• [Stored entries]
↓

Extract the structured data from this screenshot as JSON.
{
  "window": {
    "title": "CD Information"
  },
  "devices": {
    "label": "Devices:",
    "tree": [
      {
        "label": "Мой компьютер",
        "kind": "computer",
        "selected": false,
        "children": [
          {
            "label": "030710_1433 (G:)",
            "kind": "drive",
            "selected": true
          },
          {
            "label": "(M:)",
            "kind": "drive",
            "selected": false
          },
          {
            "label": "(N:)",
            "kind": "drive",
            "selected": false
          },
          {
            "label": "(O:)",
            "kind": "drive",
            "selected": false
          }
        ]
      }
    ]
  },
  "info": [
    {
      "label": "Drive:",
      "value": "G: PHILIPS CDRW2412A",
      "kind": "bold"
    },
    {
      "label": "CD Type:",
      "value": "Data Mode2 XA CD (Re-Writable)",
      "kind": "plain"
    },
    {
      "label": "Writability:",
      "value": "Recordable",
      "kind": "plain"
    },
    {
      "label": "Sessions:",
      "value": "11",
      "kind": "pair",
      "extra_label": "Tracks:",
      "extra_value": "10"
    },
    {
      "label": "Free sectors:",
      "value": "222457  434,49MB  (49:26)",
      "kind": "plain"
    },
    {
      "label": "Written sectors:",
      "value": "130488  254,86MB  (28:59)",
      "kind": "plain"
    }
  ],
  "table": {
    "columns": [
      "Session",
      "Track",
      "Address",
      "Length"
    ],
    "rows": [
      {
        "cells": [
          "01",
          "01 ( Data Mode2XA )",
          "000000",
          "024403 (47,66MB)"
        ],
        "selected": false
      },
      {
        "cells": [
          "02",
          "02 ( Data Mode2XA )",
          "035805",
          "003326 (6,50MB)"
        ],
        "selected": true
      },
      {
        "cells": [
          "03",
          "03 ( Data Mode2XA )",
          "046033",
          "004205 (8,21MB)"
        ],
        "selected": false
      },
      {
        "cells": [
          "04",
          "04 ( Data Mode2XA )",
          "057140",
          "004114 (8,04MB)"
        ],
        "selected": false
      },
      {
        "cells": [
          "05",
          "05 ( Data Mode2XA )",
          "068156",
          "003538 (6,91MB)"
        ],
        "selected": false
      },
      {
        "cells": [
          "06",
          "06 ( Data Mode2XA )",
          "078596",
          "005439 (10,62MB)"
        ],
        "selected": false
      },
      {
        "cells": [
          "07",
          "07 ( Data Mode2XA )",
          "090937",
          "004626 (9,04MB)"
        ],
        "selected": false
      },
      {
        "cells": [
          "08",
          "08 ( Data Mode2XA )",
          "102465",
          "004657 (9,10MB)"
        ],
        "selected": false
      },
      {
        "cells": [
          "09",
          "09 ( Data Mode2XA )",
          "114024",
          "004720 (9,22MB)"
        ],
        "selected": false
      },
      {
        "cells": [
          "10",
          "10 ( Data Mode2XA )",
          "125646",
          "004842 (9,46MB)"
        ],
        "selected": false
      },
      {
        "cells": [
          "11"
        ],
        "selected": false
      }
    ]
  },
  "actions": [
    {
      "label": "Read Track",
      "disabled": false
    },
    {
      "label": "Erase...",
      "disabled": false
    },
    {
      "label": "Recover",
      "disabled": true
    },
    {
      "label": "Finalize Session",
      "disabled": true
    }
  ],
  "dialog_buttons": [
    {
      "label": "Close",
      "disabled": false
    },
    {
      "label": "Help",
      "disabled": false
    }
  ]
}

↑

• [Work instructions]
Emit the records above again, exactly, with no line skipped.

• [Reply to the task]
Extract the structured data from this screenshot as JSON.
{
  "window": {
    "title": "CD Information"
  },
  "devices": {
    "label": "Devices:",
    "tree": [
      {
        "label": "Мой компьютер",
        "kind": "computer",
        "selected": false,
        "children": [
          {
            "label": "030710_1433 (G:)",
            "kind": "drive",
            "selected": true
          },
          {
            "label": "(M:)",
            "kind": "drive",
            "selected": false
          },
          {
            "label": "(N:)",
            "kind": "drive",
            "selected": false
          },
          {
            "label": "(O:)",
            "kind": "drive",
            "selected": false
          }
        ]
      }
    ]
  },
  "info": [
    {
      "label": "Drive:",
      "value": "G: PHILIPS CDRW2412A",
      "kind": "bold"
    },
    {
      "label": "CD Type:",
      "value": "Data Mode2 XA CD (Re-Writable)",
      "kind": "plain"
    },
    {
      "label": "Writability:",
      "value": "Recordable",
      "kind": "plain"
    },
    {
      "label": "Sessions:",
      "value": "11",
      "kind": "pair",
      "extra_label": "Tracks:",
      "extra_value": "10"
    },
    {
      "label": "Free sectors:",
      "value": "222457  434,49MB  (49:26)",
      "kind": "plain"
    },
    {
      "label": "Written sectors:",
      "value": "130488  254,86MB  (28:59)",
      "kind": "plain"
    }
  ],
  "table": {
    "columns": [
      "Session",
      "Track",
      "Address",
      "Length"
    ],
    "rows": [
      {
        "cells": [
          "01",
          "01 ( Data Mode2XA )",
          "000000",
          "024403 (47,66MB)"
        ],
        "selected": false
      },
      {
        "cells": [
          "02",
          "02 ( Data Mode2XA )",
          "035805",
          "003326 (6,50MB)"
        ],
        "selected": true
      },
      {
        "cells": [
          "03",
          "03 ( Data Mode2XA )",
          "046033",
          "004205 (8,21MB)"
        ],
        "selected": false
      },
      {
        "cells": [
          "04",
          "04 ( Data Mode2XA )",
          "057140",
          "004114 (8,04MB)"
        ],
        "selected": false
      },
      {
        "cells": [
          "05",
          "05 ( Data Mode2XA )",
          "068156",
          "003538 (6,91MB)"
        ],
        "selected": false
      },
      {
        "cells": [
          "06",
          "06 ( Data Mode2XA )",
          "078596",
          "005439 (10,62MB)"
        ],
        "selected": false
      },
      {
        "cells": [
          "07",
          "07 ( Data Mode2XA )",
          "090937",
          "004626 (9,04MB)"
        ],
        "selected": false
      },
      {
        "cells": [
          "08",
          "08 ( Data Mode2XA )",
          "102465",
          "004657 (9,10MB)"
        ],
        "selected": false
      },
      {
        "cells": [
          "09",
          "09 ( Data Mode2XA )",
          "114024",
          "004720 (9,22MB)"
        ],
        "selected": false
      },
      {
        "cells": [
          "10",
          "10 ( Data Mode2XA )",
          "125646",
          "004842 (9,46MB)"
        ],
        "selected": false
      },
      {
        "cells": [
          "11"
        ],
        "selected": false
      }
    ]
  },
  "actions": [
    {
      "label": "Read Track",
      "disabled": false
    },
    {
      "label": "Erase...",
      "disabled": false
    },
    {
      "label": "Recover",
      "disabled": true
    },
    {
      "label": "Finalize Session",
      "disabled": true
    }
  ],
  "dialog_buttons": [
    {
      "label": "Close",
      "disabled": false
    },
    {
      "label": "Help",
      "disabled": false
    }
  ]
}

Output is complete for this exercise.